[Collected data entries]
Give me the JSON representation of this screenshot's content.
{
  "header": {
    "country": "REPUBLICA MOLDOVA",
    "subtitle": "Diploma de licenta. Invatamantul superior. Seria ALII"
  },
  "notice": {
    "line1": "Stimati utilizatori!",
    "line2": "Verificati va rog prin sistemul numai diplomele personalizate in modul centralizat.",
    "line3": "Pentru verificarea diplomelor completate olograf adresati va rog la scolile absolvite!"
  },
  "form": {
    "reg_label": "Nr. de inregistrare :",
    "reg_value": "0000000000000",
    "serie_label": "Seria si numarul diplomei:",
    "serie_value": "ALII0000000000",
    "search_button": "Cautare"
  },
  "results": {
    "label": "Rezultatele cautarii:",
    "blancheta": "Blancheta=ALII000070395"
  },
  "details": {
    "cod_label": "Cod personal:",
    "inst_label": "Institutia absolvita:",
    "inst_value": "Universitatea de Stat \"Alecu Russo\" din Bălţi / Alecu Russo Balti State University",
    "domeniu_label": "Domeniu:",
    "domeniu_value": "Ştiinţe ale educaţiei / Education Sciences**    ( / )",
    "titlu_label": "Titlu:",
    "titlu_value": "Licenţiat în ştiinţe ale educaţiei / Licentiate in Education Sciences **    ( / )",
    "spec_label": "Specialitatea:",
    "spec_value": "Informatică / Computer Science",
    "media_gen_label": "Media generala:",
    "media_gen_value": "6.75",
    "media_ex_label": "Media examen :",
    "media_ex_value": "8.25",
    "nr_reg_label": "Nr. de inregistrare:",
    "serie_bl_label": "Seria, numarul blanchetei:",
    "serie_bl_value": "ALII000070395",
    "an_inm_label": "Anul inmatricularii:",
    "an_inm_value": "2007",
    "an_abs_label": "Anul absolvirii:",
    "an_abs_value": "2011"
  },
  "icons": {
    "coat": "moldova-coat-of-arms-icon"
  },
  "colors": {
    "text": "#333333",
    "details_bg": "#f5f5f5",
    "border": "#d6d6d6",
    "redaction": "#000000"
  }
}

*Requirements:* Copy every line of the records word for word.

*Full output:*
Give me the JSON representation of this screenshot's content.
{
  "header": {
    "country": "REPUBLICA MOLDOVA",
    "subtitle": "Diploma de licenta. Invatamantul superior. Seria ALII"
  },
  "notice": {
    "line1": "Stimati utilizatori!",
    "line2": "Verificati va rog prin sistemul numai diplomele personalizate in modul centralizat.",
    "line3": "Pentru verificarea diplomelor completate olograf adresati va rog la scolile absolvite!"
  },
  "form": {
    "reg_label": "Nr. de inregistrare :",
    "reg_value": "0000000000000",
    "serie_label": "Seria si numarul diplomei:",
    "serie_value": "ALII0000000000",
    "search_button": "Cautare"
  },
  "results": {
    "label": "Rezultatele cautarii:",
    "blancheta": "Blancheta=ALII000070395"
  },
  "details": {
    "cod_label": "Cod personal:",
    "inst_label": "Institutia absolvita:",
    "inst_value": "Universitatea de Stat \"Alecu Russo\" din Bălţi / Alecu Russo Balti State University",
    "domeniu_label": "Domeniu:",
    "domeniu_value": "Ştiinţe ale educaţiei / Education Sciences**    ( / )",
    "titlu_label": "Titlu:",
    "titlu_value": "Licenţiat în ştiinţe ale educaţiei / Licentiate in Education Sciences **    ( / )",
    "spec_label": "Specialitatea:",
    "spec_value": "Informatică / Computer Science",
    "media_gen_label": "Media generala:",
    "media_gen_value": "6.75",
    "media_ex_label": "Media examen :",
    "media_ex_value": "8.25",
    "nr_reg_label": "Nr. de inregistrare:",
    "serie_bl_label": "Seria, numarul blanchetei:",
    "serie_bl_value": "ALII000070395",
    "an_inm_label": "Anul inmatricularii:",
    "an_inm_value": "2007",
    "an_abs_label": "Anul absolvirii:",
    "an_abs_value": "2011"
  },
  "icons": {
    "coat": "moldova-coat-of-arms-icon"
  },
  "colors": {
    "text": "#333333",
    "details_bg": "#f5f5f5",
    "border": "#d6d6d6",
    "redaction": "#000000"
  }
}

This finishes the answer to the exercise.